Transcribe the listing exactly, leaving out every picture.

── DATA RECORDS

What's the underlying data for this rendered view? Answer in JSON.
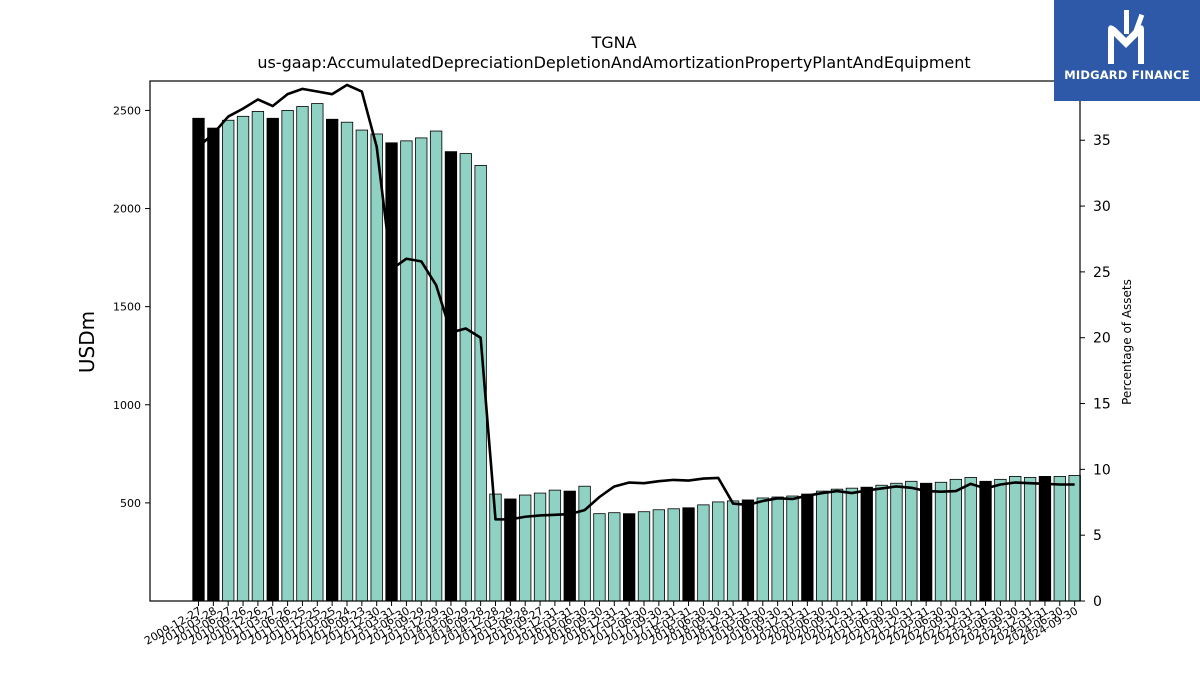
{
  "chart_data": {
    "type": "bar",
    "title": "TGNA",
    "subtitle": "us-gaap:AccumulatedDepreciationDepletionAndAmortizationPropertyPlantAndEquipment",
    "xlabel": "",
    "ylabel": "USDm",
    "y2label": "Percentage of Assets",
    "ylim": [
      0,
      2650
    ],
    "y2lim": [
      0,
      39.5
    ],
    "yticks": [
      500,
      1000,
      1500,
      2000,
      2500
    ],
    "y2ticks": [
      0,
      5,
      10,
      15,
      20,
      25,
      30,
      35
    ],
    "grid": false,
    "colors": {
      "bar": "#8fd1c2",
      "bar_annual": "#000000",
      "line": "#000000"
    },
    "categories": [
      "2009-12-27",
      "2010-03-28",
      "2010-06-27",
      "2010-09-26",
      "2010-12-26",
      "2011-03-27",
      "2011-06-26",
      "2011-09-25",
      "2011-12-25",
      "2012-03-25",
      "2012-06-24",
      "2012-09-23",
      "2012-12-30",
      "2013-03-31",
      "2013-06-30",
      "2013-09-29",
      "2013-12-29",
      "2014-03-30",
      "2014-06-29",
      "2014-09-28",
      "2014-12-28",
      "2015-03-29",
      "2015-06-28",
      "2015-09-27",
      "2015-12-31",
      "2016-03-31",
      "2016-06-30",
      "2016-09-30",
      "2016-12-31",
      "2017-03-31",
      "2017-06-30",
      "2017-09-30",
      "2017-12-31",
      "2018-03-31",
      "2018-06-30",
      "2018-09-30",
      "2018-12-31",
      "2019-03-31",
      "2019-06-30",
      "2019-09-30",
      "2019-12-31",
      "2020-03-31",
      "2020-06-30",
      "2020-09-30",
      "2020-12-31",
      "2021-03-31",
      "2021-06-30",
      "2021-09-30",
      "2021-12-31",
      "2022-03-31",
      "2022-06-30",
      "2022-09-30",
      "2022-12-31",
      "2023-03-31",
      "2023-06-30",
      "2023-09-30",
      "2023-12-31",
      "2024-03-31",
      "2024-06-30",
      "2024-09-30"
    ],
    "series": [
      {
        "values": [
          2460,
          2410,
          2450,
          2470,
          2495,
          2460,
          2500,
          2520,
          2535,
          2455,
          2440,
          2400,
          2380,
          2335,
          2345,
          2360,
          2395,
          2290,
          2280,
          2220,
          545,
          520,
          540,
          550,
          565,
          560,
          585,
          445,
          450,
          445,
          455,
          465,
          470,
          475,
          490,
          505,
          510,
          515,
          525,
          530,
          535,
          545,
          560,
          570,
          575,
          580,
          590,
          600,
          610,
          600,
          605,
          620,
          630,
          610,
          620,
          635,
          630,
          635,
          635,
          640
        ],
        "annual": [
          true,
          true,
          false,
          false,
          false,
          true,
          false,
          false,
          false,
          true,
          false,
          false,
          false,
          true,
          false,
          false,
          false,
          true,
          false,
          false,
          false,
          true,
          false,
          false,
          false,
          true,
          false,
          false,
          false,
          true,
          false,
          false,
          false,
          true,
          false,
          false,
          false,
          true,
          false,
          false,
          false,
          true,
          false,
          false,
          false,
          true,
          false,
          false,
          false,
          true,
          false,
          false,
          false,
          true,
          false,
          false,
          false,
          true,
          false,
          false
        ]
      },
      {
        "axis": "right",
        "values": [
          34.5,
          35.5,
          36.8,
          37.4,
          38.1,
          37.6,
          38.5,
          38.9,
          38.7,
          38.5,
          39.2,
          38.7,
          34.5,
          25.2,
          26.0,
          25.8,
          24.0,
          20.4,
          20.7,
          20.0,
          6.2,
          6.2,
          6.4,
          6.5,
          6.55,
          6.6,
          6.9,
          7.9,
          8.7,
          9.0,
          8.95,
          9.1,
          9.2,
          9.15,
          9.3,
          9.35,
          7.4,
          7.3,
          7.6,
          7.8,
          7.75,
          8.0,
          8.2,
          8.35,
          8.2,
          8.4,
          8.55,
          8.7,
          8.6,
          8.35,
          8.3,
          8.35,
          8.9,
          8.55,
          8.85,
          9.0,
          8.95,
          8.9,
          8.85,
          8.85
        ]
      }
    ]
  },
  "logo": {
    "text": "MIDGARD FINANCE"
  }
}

────

▶ _SOLUTION TO THIS PROBLEM_
What's the underlying data for this rendered view? Answer in JSON.
{
  "chart_data": {
    "type": "bar",
    "title": "TGNA",
    "subtitle": "us-gaap:AccumulatedDepreciationDepletionAndAmortizationPropertyPlantAndEquipment",
    "xlabel": "",
    "ylabel": "USDm",
    "y2label": "Percentage of Assets",
    "ylim": [
      0,
      2650
    ],
    "y2lim": [
      0,
      39.5
    ],
    "yticks": [
      500,
      1000,
      1500,
      2000,
      2500
    ],
    "y2ticks": [
      0,
      5,
      10,
      15,
      20,
      25,
      30,
      35
    ],
    "grid": false,
    "colors": {
      "bar": "#8fd1c2",
      "bar_annual": "#000000",
      "line": "#000000"
    },
    "categories": [
      "2009-12-27",
      "2010-03-28",
      "2010-06-27",
      "2010-09-26",
      "2010-12-26",
      "2011-03-27",
      "2011-06-26",
      "2011-09-25",
      "2011-12-25",
      "2012-03-25",
      "2012-06-24",
      "2012-09-23",
      "2012-12-30",
      "2013-03-31",
      "2013-06-30",
      "2013-09-29",
      "2013-12-29",
      "2014-03-30",
      "2014-06-29",
      "2014-09-28",
      "2014-12-28",
      "2015-03-29",
      "2015-06-28",
      "2015-09-27",
      "2015-12-31",
      "2016-03-31",
      "2016-06-30",
      "2016-09-30",
      "2016-12-31",
      "2017-03-31",
      "2017-06-30",
      "2017-09-30",
      "2017-12-31",
      "2018-03-31",
      "2018-06-30",
      "2018-09-30",
      "2018-12-31",
      "2019-03-31",
      "2019-06-30",
      "2019-09-30",
      "2019-12-31",
      "2020-03-31",
      "2020-06-30",
      "2020-09-30",
      "2020-12-31",
      "2021-03-31",
      "2021-06-30",
      "2021-09-30",
      "2021-12-31",
      "2022-03-31",
      "2022-06-30",
      "2022-09-30",
      "2022-12-31",
      "2023-03-31",
      "2023-06-30",
      "2023-09-30",
      "2023-12-31",
      "2024-03-31",
      "2024-06-30",
      "2024-09-30"
    ],
    "series": [
      {
        "values": [
          2460,
          2410,
          2450,
          2470,
          2495,
          2460,
          2500,
          2520,
          2535,
          2455,
          2440,
          2400,
          2380,
          2335,
          2345,
          2360,
          2395,
          2290,
          2280,
          2220,
          545,
          520,
          540,
          550,
          565,
          560,
          585,
          445,
          450,
          445,
          455,
          465,
          470,
          475,
          490,
          505,
          510,
          515,
          525,
          530,
          535,
          545,
          560,
          570,
          575,
          580,
          590,
          600,
          610,
          600,
          605,
          620,
          630,
          610,
          620,
          635,
          630,
          635,
          635,
          640
        ],
        "annual": [
          true,
          true,
          false,
          false,
          false,
          true,
          false,
          false,
          false,
          true,
          false,
          false,
          false,
          true,
          false,
          false,
          false,
          true,
          false,
          false,
          false,
          true,
          false,
          false,
          false,
          true,
          false,
          false,
          false,
          true,
          false,
          false,
          false,
          true,
          false,
          false,
          false,
          true,
          false,
          false,
          false,
          true,
          false,
          false,
          false,
          true,
          false,
          false,
          false,
          true,
          false,
          false,
          false,
          true,
          false,
          false,
          false,
          true,
          false,
          false
        ]
      },
      {
        "axis": "right",
        "values": [
          34.5,
          35.5,
          36.8,
          37.4,
          38.1,
          37.6,
          38.5,
          38.9,
          38.7,
          38.5,
          39.2,
          38.7,
          34.5,
          25.2,
          26.0,
          25.8,
          24.0,
          20.4,
          20.7,
          20.0,
          6.2,
          6.2,
          6.4,
          6.5,
          6.55,
          6.6,
          6.9,
          7.9,
          8.7,
          9.0,
          8.95,
          9.1,
          9.2,
          9.15,
          9.3,
          9.35,
          7.4,
          7.3,
          7.6,
          7.8,
          7.75,
          8.0,
          8.2,
          8.35,
          8.2,
          8.4,
          8.55,
          8.7,
          8.6,
          8.35,
          8.3,
          8.35,
          8.9,
          8.55,
          8.85,
          9.0,
          8.95,
          8.9,
          8.85,
          8.85
        ]
      }
    ]
  },
  "logo": {
    "text": "MIDGARD FINANCE"
  }
}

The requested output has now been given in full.